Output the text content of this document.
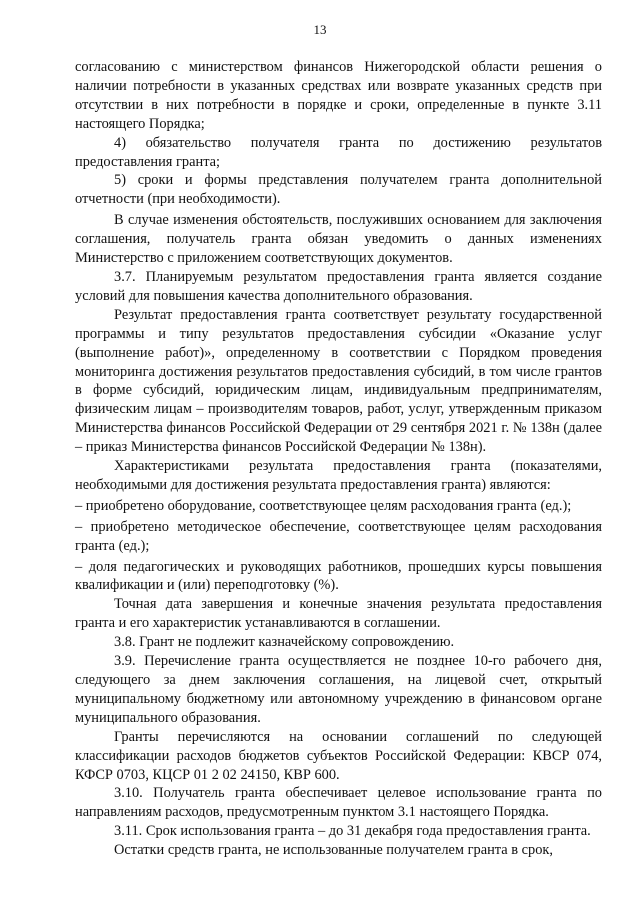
13

согласованию с министерством финансов Нижегородской области решения о наличии потребности в указанных средствах или возврате указанных средств при отсутствии в них потребности в порядке и сроки, определенные в пункте 3.11 настоящего Порядка;

4) обязательство получателя гранта по достижению результатов предоставления гранта;

5) сроки и формы представления получателем гранта дополнительной отчетности (при необходимости).

В случае изменения обстоятельств, послуживших основанием для заключения соглашения, получатель гранта обязан уведомить о данных изменениях Министерство с приложением соответствующих документов.

3.7. Планируемым результатом предоставления гранта является создание условий для повышения качества дополнительного образования.

Результат предоставления гранта соответствует результату государственной программы и типу результатов предоставления субсидии «Оказание услуг (выполнение работ)», определенному в соответствии с Порядком проведения мониторинга достижения результатов предоставления субсидий, в том числе грантов в форме субсидий, юридическим лицам, индивидуальным предпринимателям, физическим лицам – производителям товаров, работ, услуг, утвержденным приказом Министерства финансов Российской Федерации от 29 сентября 2021 г. № 138н (далее – приказ Министерства финансов Российской Федерации № 138н).

Характеристиками результата предоставления гранта (показателями, необходимыми для достижения результата предоставления гранта) являются:

– приобретено оборудование, соответствующее целям расходования гранта (ед.);

– приобретено методическое обеспечение, соответствующее целям расходования гранта (ед.);

– доля педагогических и руководящих работников, прошедших курсы повышения квалификации и (или) переподготовку (%).

Точная дата завершения и конечные значения результата предоставления гранта и его характеристик устанавливаются в соглашении.

3.8. Грант не подлежит казначейскому сопровождению.

3.9. Перечисление гранта осуществляется не позднее 10-го рабочего дня, следующего за днем заключения соглашения, на лицевой счет, открытый муниципальному бюджетному или автономному учреждению в финансовом органе муниципального образования.

Гранты перечисляются на основании соглашений по следующей классификации расходов бюджетов субъектов Российской Федерации: КВСР 074, КФСР 0703, КЦСР 01 2 02 24150, КВР 600.

3.10. Получатель гранта обеспечивает целевое использование гранта по направлениям расходов, предусмотренным пунктом 3.1 настоящего Порядка.

3.11. Срок использования гранта – до 31 декабря года предоставления гранта.

Остатки средств гранта, не использованные получателем гранта в срок,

Goal: Report every line containing the word "настоящего" from the listing above.

Task response:
согласованию с министерством финансов Нижегородской области решения о наличии потребности в указанных средствах или возврате указанных средств при отсутствии в них потребности в порядке и сроки, определенные в пункте 3.11 настоящего Порядка;
3.10. Получатель гранта обеспечивает целевое использование гранта по направлениям расходов, предусмотренным пунктом 3.1 настоящего Порядка.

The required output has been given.